§ **Listing**
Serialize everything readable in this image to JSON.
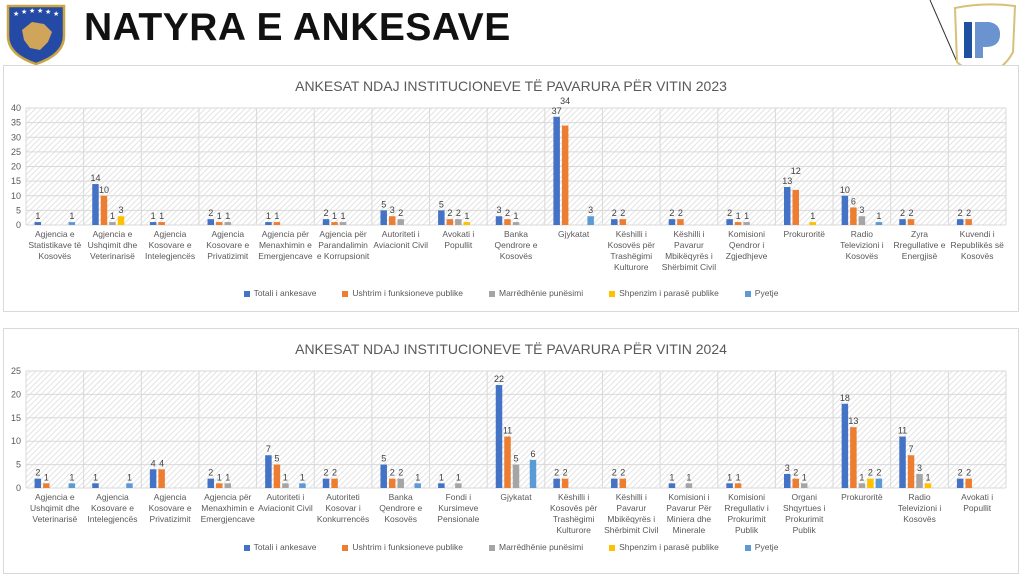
{
  "header": {
    "title": "NATYRA E ANKESAVE"
  },
  "colors": {
    "series": [
      "#4472c4",
      "#ed7d31",
      "#a5a5a5",
      "#ffc000",
      "#5b9bd5"
    ]
  },
  "chart_data": [
    {
      "type": "bar",
      "title": "ANKESAT NDAJ INSTITUCIONEVE TË PAVARURA PËR VITIN 2023",
      "ylim": [
        0,
        40
      ],
      "yticks": [
        0,
        5,
        10,
        15,
        20,
        25,
        30,
        35,
        40
      ],
      "grid": true,
      "legend": "bottom",
      "categories": [
        "Agjencia e Statistikave të Kosovës",
        "Agjencia e Ushqimit dhe Veterinarisë",
        "Agjencia Kosovare e Intelegjencës",
        "Agjencia Kosovare e Privatizimit",
        "Agjencia për Menaxhimin e Emergjencave",
        "Agjencia për Parandalimin e Korrupsionit",
        "Autoriteti i Aviacionit Civil",
        "Avokati i Popullit",
        "Banka Qendrore e Kosovës",
        "Gjykatat",
        "Këshilli i Kosovës për Trashëgimi Kulturore",
        "Këshilli i Pavarur Mbikëqyrës i Shërbimit Civil",
        "Komisioni Qendror i Zgjedhjeve",
        "Prokuroritë",
        "Radio Televizioni i Kosovës",
        "Zyra Rregullative e Energjisë",
        "Kuvendi i Republikës së Kosovës"
      ],
      "series": [
        {
          "name": "Totali i ankesave",
          "values": [
            1,
            14,
            1,
            2,
            1,
            2,
            5,
            5,
            3,
            37,
            2,
            2,
            2,
            13,
            10,
            2,
            2
          ]
        },
        {
          "name": "Ushtrim i funksioneve publike",
          "values": [
            0,
            10,
            1,
            1,
            1,
            1,
            3,
            2,
            2,
            34,
            2,
            2,
            1,
            12,
            6,
            2,
            2
          ]
        },
        {
          "name": "Marrëdhënie punësimi",
          "values": [
            0,
            1,
            0,
            1,
            0,
            1,
            2,
            2,
            1,
            0,
            0,
            0,
            1,
            0,
            3,
            0,
            0
          ]
        },
        {
          "name": "Shpenzim i parasë publike",
          "values": [
            0,
            3,
            0,
            0,
            0,
            0,
            0,
            1,
            0,
            0,
            0,
            0,
            0,
            1,
            0,
            0,
            0
          ]
        },
        {
          "name": "Pyetje",
          "values": [
            1,
            0,
            0,
            0,
            0,
            0,
            0,
            0,
            0,
            3,
            0,
            0,
            0,
            0,
            1,
            0,
            0
          ]
        }
      ]
    },
    {
      "type": "bar",
      "title": "ANKESAT NDAJ INSTITUCIONEVE TË PAVARURA PËR VITIN 2024",
      "ylim": [
        0,
        25
      ],
      "yticks": [
        0,
        5,
        10,
        15,
        20,
        25
      ],
      "grid": true,
      "legend": "bottom",
      "categories": [
        "Agjencia e Ushqimit dhe Veterinarisë",
        "Agjencia Kosovare e Intelegjencës",
        "Agjencia Kosovare e Privatizimit",
        "Agjencia për Menaxhimin e Emergjencave",
        "Autoriteti i Aviacionit Civil",
        "Autoriteti Kosovar i Konkurrencës",
        "Banka Qendrore e Kosovës",
        "Fondi i Kursimeve Pensionale",
        "Gjykatat",
        "Këshilli i Kosovës për Trashëgimi Kulturore",
        "Këshilli i Pavarur Mbikëqyrës i Shërbimit Civil",
        "Komisioni i Pavarur Për Miniera dhe Minerale",
        "Komisioni Rregullativ i Prokurimit Publik",
        "Organi Shqyrtues i Prokurimit Publik",
        "Prokuroritë",
        "Radio Televizioni i Kosovës",
        "Avokati i Popullit"
      ],
      "series": [
        {
          "name": "Totali i ankesave",
          "values": [
            2,
            1,
            4,
            2,
            7,
            2,
            5,
            1,
            22,
            2,
            2,
            1,
            1,
            3,
            18,
            11,
            2
          ]
        },
        {
          "name": "Ushtrim i funksioneve publike",
          "values": [
            1,
            0,
            4,
            1,
            5,
            2,
            2,
            0,
            11,
            2,
            2,
            0,
            1,
            2,
            13,
            7,
            2
          ]
        },
        {
          "name": "Marrëdhënie punësimi",
          "values": [
            0,
            0,
            0,
            1,
            1,
            0,
            2,
            1,
            5,
            0,
            0,
            1,
            0,
            1,
            1,
            3,
            0
          ]
        },
        {
          "name": "Shpenzim i parasë publike",
          "values": [
            0,
            0,
            0,
            0,
            0,
            0,
            0,
            0,
            0,
            0,
            0,
            0,
            0,
            0,
            2,
            1,
            0
          ]
        },
        {
          "name": "Pyetje",
          "values": [
            1,
            1,
            0,
            0,
            1,
            0,
            1,
            0,
            6,
            0,
            0,
            0,
            0,
            0,
            2,
            0,
            0
          ]
        }
      ]
    }
  ]
}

§ **Exercise brief**
Reproduce the listing above exactly, excluding all pictures.

§ **The reply**
Serialize everything readable in this image to JSON.
{
  "header": {
    "title": "NATYRA E ANKESAVE"
  },
  "colors": {
    "series": [
      "#4472c4",
      "#ed7d31",
      "#a5a5a5",
      "#ffc000",
      "#5b9bd5"
    ]
  },
  "chart_data": [
    {
      "type": "bar",
      "title": "ANKESAT NDAJ INSTITUCIONEVE TË PAVARURA PËR VITIN 2023",
      "ylim": [
        0,
        40
      ],
      "yticks": [
        0,
        5,
        10,
        15,
        20,
        25,
        30,
        35,
        40
      ],
      "grid": true,
      "legend": "bottom",
      "categories": [
        "Agjencia e Statistikave të Kosovës",
        "Agjencia e Ushqimit dhe Veterinarisë",
        "Agjencia Kosovare e Intelegjencës",
        "Agjencia Kosovare e Privatizimit",
        "Agjencia për Menaxhimin e Emergjencave",
        "Agjencia për Parandalimin e Korrupsionit",
        "Autoriteti i Aviacionit Civil",
        "Avokati i Popullit",
        "Banka Qendrore e Kosovës",
        "Gjykatat",
        "Këshilli i Kosovës për Trashëgimi Kulturore",
        "Këshilli i Pavarur Mbikëqyrës i Shërbimit Civil",
        "Komisioni Qendror i Zgjedhjeve",
        "Prokuroritë",
        "Radio Televizioni i Kosovës",
        "Zyra Rregullative e Energjisë",
        "Kuvendi i Republikës së Kosovës"
      ],
      "series": [
        {
          "name": "Totali i ankesave",
          "values": [
            1,
            14,
            1,
            2,
            1,
            2,
            5,
            5,
            3,
            37,
            2,
            2,
            2,
            13,
            10,
            2,
            2
          ]
        },
        {
          "name": "Ushtrim i funksioneve publike",
          "values": [
            0,
            10,
            1,
            1,
            1,
            1,
            3,
            2,
            2,
            34,
            2,
            2,
            1,
            12,
            6,
            2,
            2
          ]
        },
        {
          "name": "Marrëdhënie punësimi",
          "values": [
            0,
            1,
            0,
            1,
            0,
            1,
            2,
            2,
            1,
            0,
            0,
            0,
            1,
            0,
            3,
            0,
            0
          ]
        },
        {
          "name": "Shpenzim i parasë publike",
          "values": [
            0,
            3,
            0,
            0,
            0,
            0,
            0,
            1,
            0,
            0,
            0,
            0,
            0,
            1,
            0,
            0,
            0
          ]
        },
        {
          "name": "Pyetje",
          "values": [
            1,
            0,
            0,
            0,
            0,
            0,
            0,
            0,
            0,
            3,
            0,
            0,
            0,
            0,
            1,
            0,
            0
          ]
        }
      ]
    },
    {
      "type": "bar",
      "title": "ANKESAT NDAJ INSTITUCIONEVE TË PAVARURA PËR VITIN 2024",
      "ylim": [
        0,
        25
      ],
      "yticks": [
        0,
        5,
        10,
        15,
        20,
        25
      ],
      "grid": true,
      "legend": "bottom",
      "categories": [
        "Agjencia e Ushqimit dhe Veterinarisë",
        "Agjencia Kosovare e Intelegjencës",
        "Agjencia Kosovare e Privatizimit",
        "Agjencia për Menaxhimin e Emergjencave",
        "Autoriteti i Aviacionit Civil",
        "Autoriteti Kosovar i Konkurrencës",
        "Banka Qendrore e Kosovës",
        "Fondi i Kursimeve Pensionale",
        "Gjykatat",
        "Këshilli i Kosovës për Trashëgimi Kulturore",
        "Këshilli i Pavarur Mbikëqyrës i Shërbimit Civil",
        "Komisioni i Pavarur Për Miniera dhe Minerale",
        "Komisioni Rregullativ i Prokurimit Publik",
        "Organi Shqyrtues i Prokurimit Publik",
        "Prokuroritë",
        "Radio Televizioni i Kosovës",
        "Avokati i Popullit"
      ],
      "series": [
        {
          "name": "Totali i ankesave",
          "values": [
            2,
            1,
            4,
            2,
            7,
            2,
            5,
            1,
            22,
            2,
            2,
            1,
            1,
            3,
            18,
            11,
            2
          ]
        },
        {
          "name": "Ushtrim i funksioneve publike",
          "values": [
            1,
            0,
            4,
            1,
            5,
            2,
            2,
            0,
            11,
            2,
            2,
            0,
            1,
            2,
            13,
            7,
            2
          ]
        },
        {
          "name": "Marrëdhënie punësimi",
          "values": [
            0,
            0,
            0,
            1,
            1,
            0,
            2,
            1,
            5,
            0,
            0,
            1,
            0,
            1,
            1,
            3,
            0
          ]
        },
        {
          "name": "Shpenzim i parasë publike",
          "values": [
            0,
            0,
            0,
            0,
            0,
            0,
            0,
            0,
            0,
            0,
            0,
            0,
            0,
            0,
            2,
            1,
            0
          ]
        },
        {
          "name": "Pyetje",
          "values": [
            1,
            1,
            0,
            0,
            1,
            0,
            1,
            0,
            6,
            0,
            0,
            0,
            0,
            0,
            2,
            0,
            0
          ]
        }
      ]
    }
  ]
}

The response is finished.